- [WRITTEN INSTRUCTION] Copy out every line in which the string "meaning" occurs.

- [RECORDS SUPPLIED]
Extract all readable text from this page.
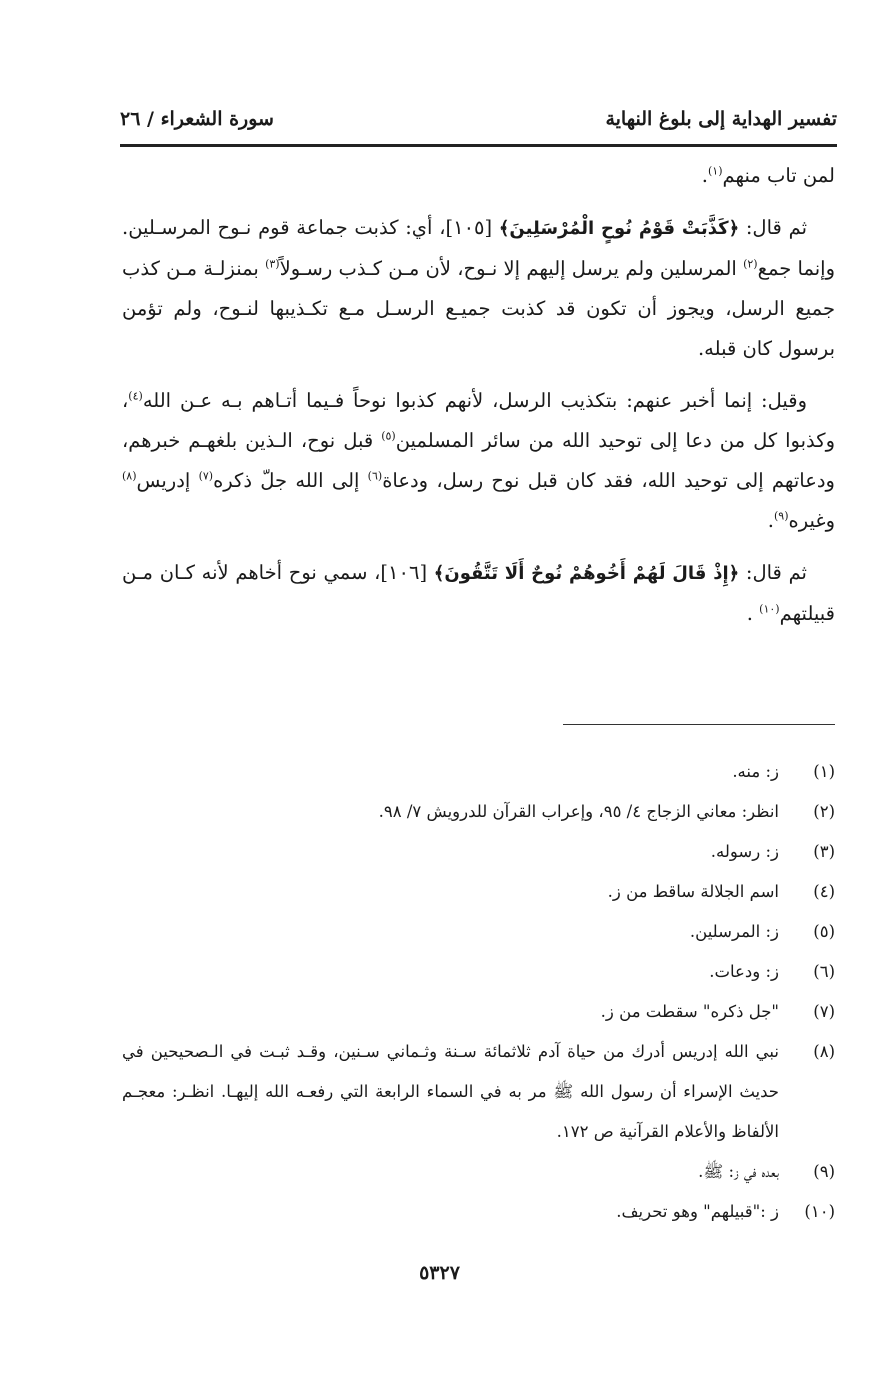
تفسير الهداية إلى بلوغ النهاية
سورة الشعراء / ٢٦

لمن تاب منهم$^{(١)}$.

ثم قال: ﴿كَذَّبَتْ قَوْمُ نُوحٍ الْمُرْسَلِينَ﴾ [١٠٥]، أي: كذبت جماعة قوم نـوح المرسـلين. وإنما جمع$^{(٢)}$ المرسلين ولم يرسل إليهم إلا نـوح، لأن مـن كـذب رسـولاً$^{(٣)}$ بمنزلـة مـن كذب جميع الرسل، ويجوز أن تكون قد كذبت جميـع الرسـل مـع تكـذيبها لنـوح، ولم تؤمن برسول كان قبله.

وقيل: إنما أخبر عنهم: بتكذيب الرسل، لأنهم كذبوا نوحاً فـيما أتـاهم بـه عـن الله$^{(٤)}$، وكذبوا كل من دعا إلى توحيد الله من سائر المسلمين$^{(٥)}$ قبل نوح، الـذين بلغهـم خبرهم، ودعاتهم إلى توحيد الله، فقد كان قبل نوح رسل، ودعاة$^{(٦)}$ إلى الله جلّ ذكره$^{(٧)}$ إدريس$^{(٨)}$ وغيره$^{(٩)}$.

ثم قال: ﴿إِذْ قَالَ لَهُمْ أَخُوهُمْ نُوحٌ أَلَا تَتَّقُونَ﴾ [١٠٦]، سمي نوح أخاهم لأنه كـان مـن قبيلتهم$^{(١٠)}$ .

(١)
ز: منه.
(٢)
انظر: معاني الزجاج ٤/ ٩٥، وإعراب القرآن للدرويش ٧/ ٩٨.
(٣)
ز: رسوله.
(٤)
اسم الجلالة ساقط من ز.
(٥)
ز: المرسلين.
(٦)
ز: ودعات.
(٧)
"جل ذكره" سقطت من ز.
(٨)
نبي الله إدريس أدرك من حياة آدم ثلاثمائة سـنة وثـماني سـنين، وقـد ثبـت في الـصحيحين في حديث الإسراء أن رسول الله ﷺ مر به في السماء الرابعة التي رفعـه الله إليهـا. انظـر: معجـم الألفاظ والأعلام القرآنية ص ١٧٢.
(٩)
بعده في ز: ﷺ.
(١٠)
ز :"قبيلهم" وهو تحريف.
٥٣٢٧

--

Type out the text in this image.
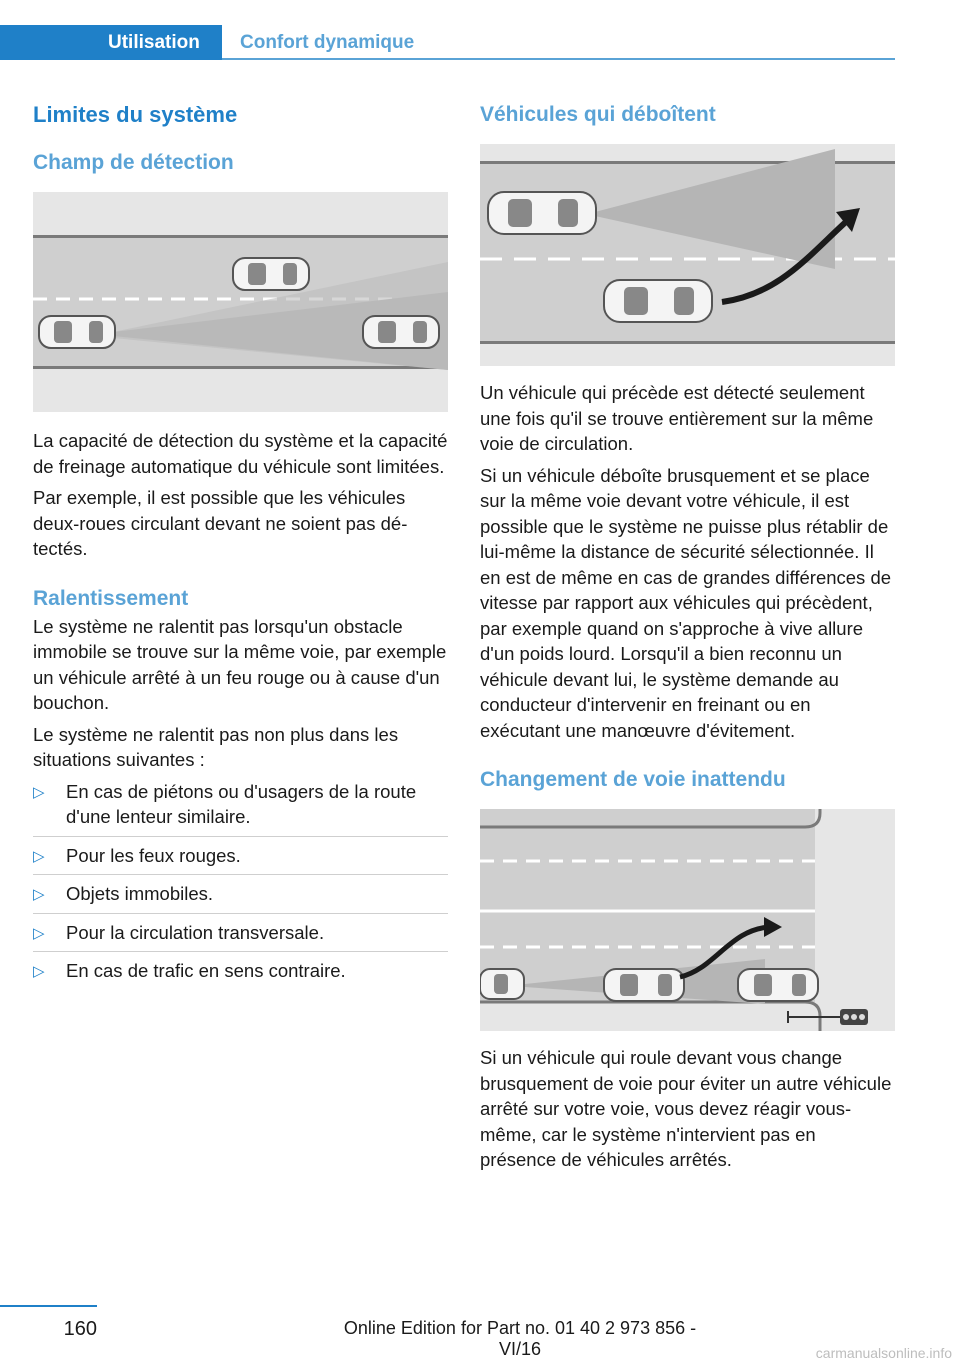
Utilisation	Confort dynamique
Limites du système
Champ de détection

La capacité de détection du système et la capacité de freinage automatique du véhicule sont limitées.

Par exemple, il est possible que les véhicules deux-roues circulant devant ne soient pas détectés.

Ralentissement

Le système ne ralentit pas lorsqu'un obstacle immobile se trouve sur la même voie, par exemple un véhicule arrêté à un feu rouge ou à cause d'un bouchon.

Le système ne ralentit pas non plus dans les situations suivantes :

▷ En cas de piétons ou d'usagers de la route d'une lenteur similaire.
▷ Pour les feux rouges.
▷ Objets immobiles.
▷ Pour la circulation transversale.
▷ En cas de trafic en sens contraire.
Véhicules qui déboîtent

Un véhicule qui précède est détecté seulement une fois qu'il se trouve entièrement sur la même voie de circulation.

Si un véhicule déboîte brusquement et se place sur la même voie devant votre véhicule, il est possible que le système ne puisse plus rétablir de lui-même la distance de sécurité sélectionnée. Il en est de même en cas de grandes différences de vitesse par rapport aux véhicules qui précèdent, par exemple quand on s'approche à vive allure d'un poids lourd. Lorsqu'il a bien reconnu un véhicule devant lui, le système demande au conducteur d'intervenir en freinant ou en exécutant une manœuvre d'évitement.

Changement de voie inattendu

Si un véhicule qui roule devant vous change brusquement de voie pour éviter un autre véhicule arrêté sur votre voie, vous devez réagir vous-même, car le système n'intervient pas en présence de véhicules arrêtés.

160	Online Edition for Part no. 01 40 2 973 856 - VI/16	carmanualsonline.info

* * *

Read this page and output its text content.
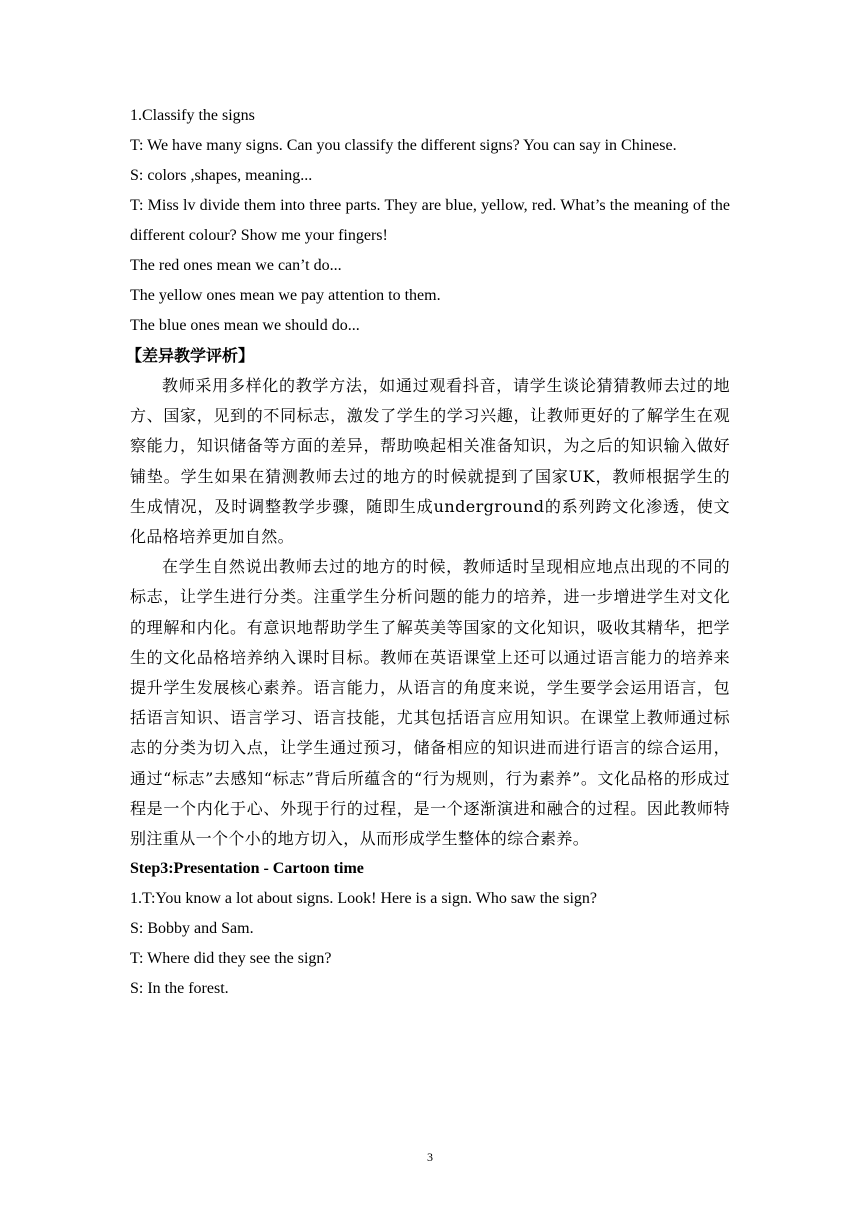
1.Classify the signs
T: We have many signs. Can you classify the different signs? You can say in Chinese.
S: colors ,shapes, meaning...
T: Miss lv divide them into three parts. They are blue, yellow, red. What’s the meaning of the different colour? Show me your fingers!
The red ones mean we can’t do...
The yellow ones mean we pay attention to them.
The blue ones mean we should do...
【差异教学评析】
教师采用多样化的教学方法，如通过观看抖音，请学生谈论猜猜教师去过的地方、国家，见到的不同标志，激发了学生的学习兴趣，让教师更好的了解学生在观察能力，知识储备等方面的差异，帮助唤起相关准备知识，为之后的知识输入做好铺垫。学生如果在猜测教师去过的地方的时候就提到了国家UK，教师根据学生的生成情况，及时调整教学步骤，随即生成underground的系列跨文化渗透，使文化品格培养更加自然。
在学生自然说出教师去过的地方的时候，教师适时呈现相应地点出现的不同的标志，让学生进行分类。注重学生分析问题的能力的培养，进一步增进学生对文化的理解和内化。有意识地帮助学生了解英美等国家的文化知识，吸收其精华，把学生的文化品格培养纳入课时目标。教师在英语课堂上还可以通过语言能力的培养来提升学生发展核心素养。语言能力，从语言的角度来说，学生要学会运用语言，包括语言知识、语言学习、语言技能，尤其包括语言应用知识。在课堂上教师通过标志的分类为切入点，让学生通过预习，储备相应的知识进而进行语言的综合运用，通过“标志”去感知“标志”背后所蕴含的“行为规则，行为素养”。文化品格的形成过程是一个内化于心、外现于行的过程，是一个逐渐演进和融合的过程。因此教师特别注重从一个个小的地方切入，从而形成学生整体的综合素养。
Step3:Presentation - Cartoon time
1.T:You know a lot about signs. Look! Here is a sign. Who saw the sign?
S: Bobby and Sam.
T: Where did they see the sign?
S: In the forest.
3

- [RESPONSE TO THE TASK]
S: colors ,shapes, meaning...
T: Miss lv divide them into three parts. They are blue, yellow, red. What’s the meaning of the different colour? Show me your fingers!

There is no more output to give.